INSTRUCTION: Look through the records below, count the lines with the word "performance", and reply with only the number.

Data extracted from a collection
^^^^^^^^
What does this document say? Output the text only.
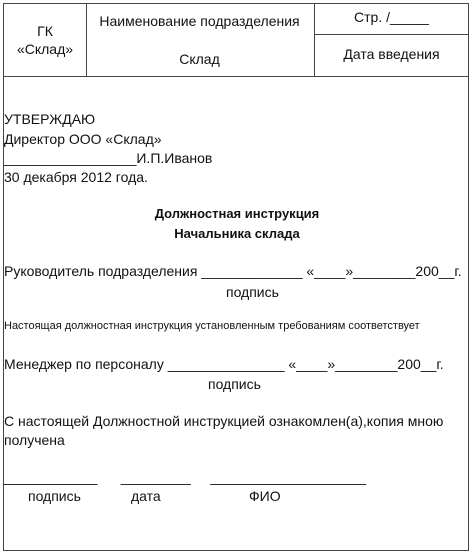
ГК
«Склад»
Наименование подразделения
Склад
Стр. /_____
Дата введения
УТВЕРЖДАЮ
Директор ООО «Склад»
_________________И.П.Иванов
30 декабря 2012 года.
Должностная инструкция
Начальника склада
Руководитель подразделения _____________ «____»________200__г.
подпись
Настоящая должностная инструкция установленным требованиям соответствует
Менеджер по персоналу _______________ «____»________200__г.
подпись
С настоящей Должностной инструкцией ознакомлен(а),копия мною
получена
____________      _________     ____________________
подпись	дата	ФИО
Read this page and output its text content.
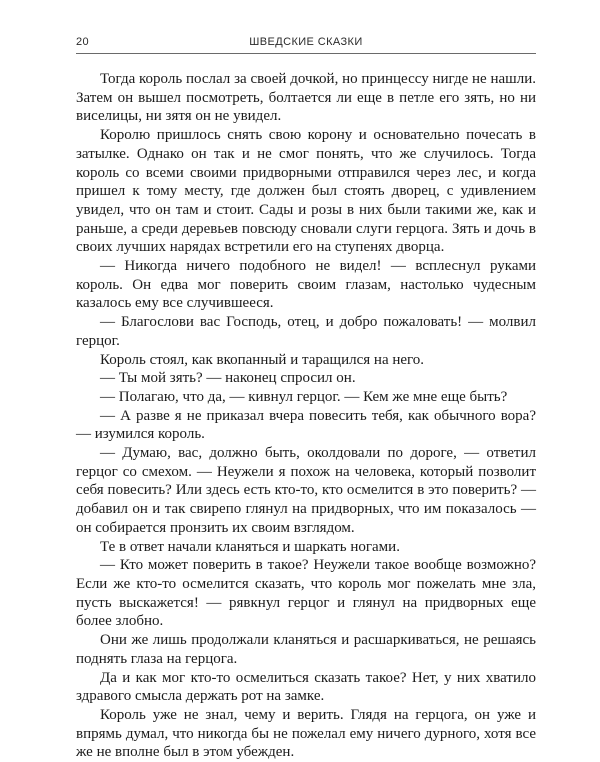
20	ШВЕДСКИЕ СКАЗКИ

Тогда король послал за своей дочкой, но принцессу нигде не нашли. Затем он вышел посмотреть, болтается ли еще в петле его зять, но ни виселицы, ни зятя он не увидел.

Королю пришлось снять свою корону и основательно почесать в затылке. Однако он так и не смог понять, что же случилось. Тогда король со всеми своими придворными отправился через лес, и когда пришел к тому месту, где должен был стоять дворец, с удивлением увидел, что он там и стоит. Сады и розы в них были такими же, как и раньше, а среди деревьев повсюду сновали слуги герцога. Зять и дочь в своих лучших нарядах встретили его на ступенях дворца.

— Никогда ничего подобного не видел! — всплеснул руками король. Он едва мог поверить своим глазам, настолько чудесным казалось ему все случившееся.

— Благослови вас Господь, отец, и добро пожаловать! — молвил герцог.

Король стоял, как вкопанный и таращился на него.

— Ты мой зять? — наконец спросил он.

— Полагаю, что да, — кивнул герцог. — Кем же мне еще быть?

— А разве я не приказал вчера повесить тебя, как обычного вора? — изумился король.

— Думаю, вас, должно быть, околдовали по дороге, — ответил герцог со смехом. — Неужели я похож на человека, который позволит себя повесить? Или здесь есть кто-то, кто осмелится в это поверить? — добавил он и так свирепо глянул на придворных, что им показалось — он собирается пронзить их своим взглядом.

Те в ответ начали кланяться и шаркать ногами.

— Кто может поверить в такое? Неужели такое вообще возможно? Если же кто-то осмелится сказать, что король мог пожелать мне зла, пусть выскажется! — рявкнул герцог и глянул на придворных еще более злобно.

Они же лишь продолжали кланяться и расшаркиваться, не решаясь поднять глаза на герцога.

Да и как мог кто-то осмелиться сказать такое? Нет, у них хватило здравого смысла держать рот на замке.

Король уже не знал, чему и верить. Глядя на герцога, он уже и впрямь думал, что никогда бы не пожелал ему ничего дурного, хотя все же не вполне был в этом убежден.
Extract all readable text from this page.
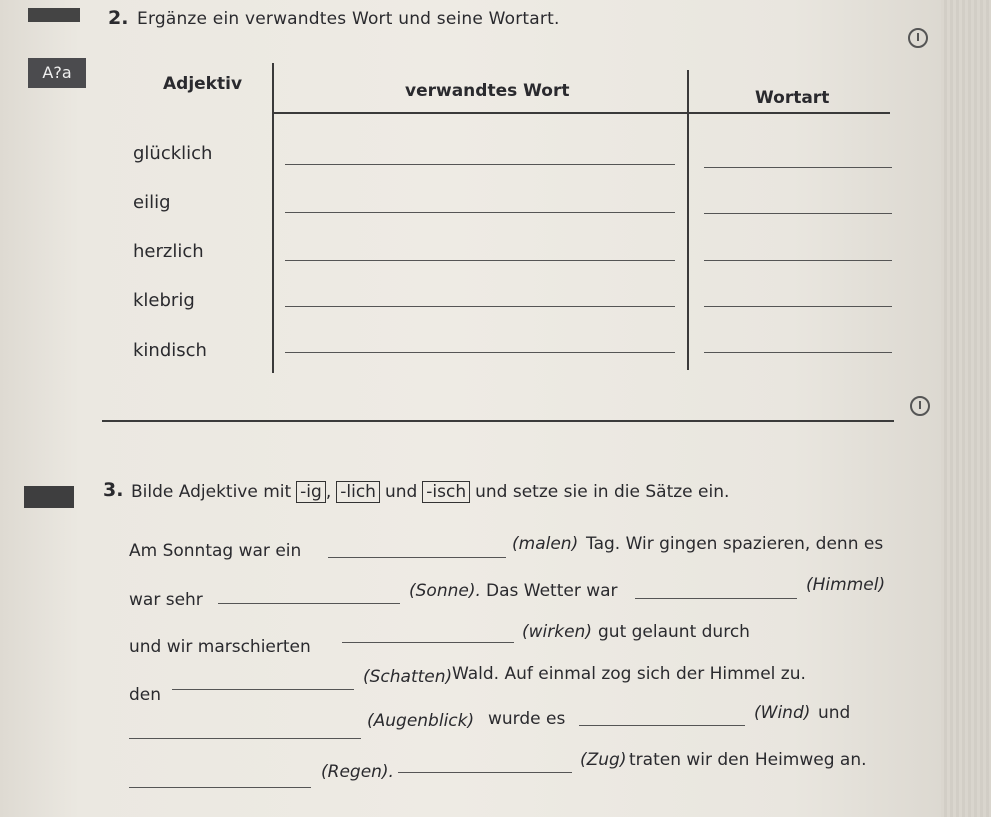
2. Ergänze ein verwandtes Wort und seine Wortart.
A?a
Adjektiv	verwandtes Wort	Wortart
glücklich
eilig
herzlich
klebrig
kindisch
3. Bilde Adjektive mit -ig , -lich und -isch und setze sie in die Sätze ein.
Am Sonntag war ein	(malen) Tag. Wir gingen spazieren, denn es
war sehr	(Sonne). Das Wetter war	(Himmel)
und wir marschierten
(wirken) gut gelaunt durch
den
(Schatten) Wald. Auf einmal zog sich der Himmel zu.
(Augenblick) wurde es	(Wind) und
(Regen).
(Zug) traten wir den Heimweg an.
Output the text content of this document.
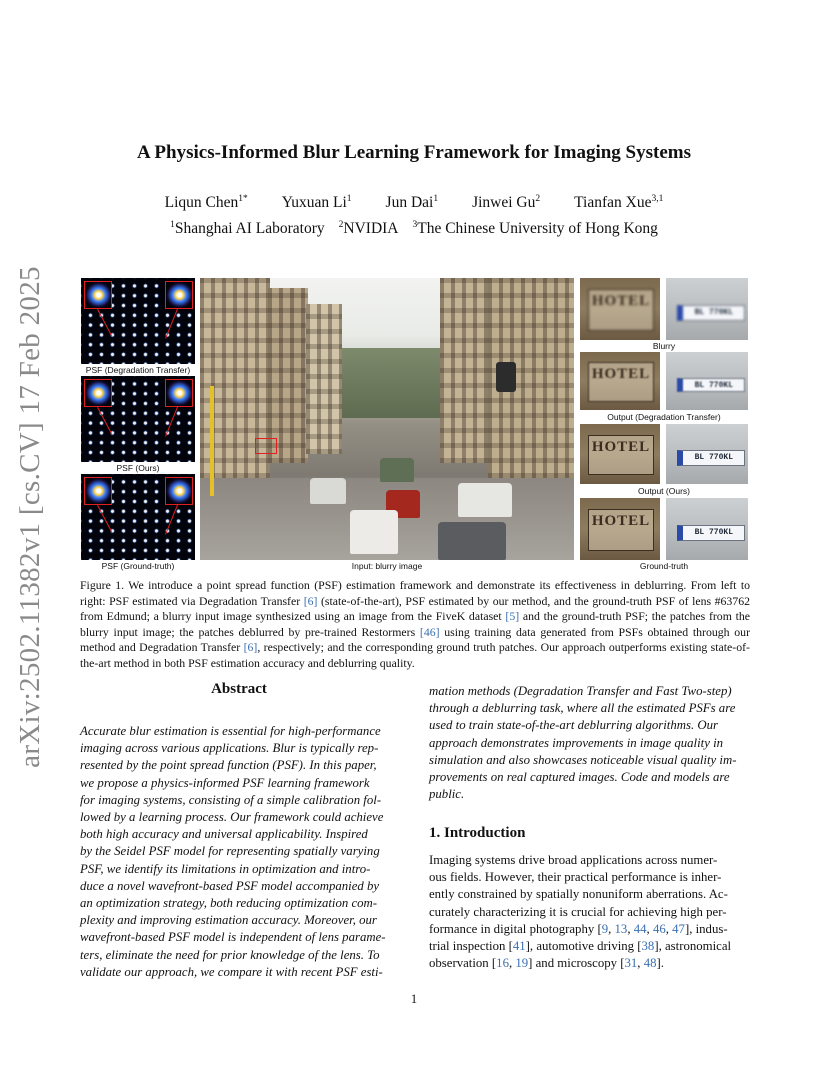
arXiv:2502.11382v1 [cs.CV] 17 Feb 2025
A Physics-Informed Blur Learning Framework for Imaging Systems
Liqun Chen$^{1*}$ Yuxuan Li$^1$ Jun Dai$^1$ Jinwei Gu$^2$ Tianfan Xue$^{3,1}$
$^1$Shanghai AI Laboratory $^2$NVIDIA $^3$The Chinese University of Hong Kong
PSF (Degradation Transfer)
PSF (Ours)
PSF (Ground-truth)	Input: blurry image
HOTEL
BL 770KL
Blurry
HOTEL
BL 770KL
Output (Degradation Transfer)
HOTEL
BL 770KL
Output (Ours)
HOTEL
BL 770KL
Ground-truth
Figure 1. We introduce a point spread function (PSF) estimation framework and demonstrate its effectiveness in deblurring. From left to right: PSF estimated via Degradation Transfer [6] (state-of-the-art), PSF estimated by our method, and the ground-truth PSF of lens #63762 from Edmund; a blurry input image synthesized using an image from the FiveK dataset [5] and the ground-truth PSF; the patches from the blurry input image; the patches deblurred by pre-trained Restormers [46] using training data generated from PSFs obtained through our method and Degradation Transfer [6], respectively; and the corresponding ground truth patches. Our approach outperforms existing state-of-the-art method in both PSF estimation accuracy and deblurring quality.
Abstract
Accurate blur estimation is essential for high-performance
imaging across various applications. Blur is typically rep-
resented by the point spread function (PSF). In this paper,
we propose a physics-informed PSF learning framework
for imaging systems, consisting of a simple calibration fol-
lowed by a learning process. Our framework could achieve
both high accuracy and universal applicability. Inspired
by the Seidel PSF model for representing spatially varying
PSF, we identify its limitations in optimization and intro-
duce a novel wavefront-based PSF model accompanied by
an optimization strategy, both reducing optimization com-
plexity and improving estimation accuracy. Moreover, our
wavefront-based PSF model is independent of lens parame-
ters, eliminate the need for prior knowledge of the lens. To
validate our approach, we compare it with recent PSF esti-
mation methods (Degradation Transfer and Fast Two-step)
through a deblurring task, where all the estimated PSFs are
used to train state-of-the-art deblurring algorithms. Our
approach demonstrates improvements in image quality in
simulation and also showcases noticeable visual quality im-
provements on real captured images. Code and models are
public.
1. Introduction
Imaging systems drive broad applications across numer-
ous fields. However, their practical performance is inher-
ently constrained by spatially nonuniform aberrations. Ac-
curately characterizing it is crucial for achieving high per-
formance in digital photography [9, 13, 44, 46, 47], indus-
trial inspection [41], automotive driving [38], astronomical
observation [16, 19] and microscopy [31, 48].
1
^^^^^^^^
ANSWER TO THIS PROBLEM: 2